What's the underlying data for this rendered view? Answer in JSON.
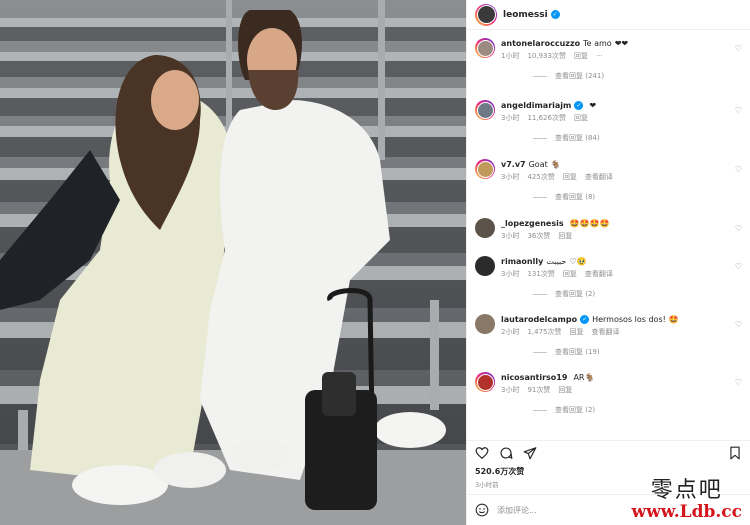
{
  "post": {
    "username": "leomessi",
    "likes": "520.6万次赞",
    "time": "3小时前",
    "add_comment_placeholder": "添加评论..."
  },
  "comments": [
    {
      "user": "antonelaroccuzzo",
      "text": "Te amo",
      "emoji": "❤❤",
      "time": "1小时",
      "likes": "10,933次赞",
      "reply": "回复",
      "translate": "",
      "more": "···",
      "view_replies": "查看回复 (241)",
      "avatar_color": "#9a8a80",
      "ring": true,
      "verified": false
    },
    {
      "user": "angeldimariajm",
      "text": "",
      "emoji": "❤",
      "time": "3小时",
      "likes": "11,626次赞",
      "reply": "回复",
      "translate": "",
      "more": "",
      "view_replies": "查看回复 (84)",
      "avatar_color": "#6d7a86",
      "ring": true,
      "verified": true
    },
    {
      "user": "v7.v7",
      "text": "Goat",
      "emoji": "🐐",
      "time": "3小时",
      "likes": "425次赞",
      "reply": "回复",
      "translate": "查看翻译",
      "more": "",
      "view_replies": "查看回复 (8)",
      "avatar_color": "#c19a5b",
      "ring": true,
      "verified": false
    },
    {
      "user": "_lopezgenesis",
      "text": "",
      "emoji": "🤩🤩🤩🤩",
      "time": "3小时",
      "likes": "36次赞",
      "reply": "回复",
      "translate": "",
      "more": "",
      "view_replies": "",
      "avatar_color": "#5b5349",
      "ring": false,
      "verified": false
    },
    {
      "user": "rimaonlly",
      "text": "حبيبت",
      "emoji": "♡🥹",
      "time": "3小时",
      "likes": "131次赞",
      "reply": "回复",
      "translate": "查看翻译",
      "more": "",
      "view_replies": "查看回复 (2)",
      "avatar_color": "#2b2b2b",
      "ring": false,
      "verified": false
    },
    {
      "user": "lautarodelcampo",
      "text": "Hermosos los dos!",
      "emoji": "🤩",
      "time": "2小时",
      "likes": "1,475次赞",
      "reply": "回复",
      "translate": "查看翻译",
      "more": "",
      "view_replies": "查看回复 (19)",
      "avatar_color": "#8a7866",
      "ring": false,
      "verified": true
    },
    {
      "user": "nicosantirso19",
      "text": "",
      "emoji": "AR🐐",
      "time": "3小时",
      "likes": "91次赞",
      "reply": "回复",
      "translate": "",
      "more": "",
      "view_replies": "查看回复 (2)",
      "avatar_color": "#b3312c",
      "ring": true,
      "verified": false
    }
  ],
  "icons": {
    "like": "heart-outline-icon",
    "comment": "comment-bubble-icon",
    "share": "paper-plane-icon",
    "save": "bookmark-icon",
    "emoji": "smiley-icon"
  },
  "watermark": {
    "top": "零点吧",
    "bottom": "www.Ldb.cc"
  }
}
========================================================================
- **Exercise prompt**
Reply with every line of the listing that has the string "text".

- **Solution to the exercise**
      "text": "Te amo",
      "text": "",
      "text": "Goat",
      "text": "",
      "text": "حبيبت",
      "text": "Hermosos los dos!",
      "text": "",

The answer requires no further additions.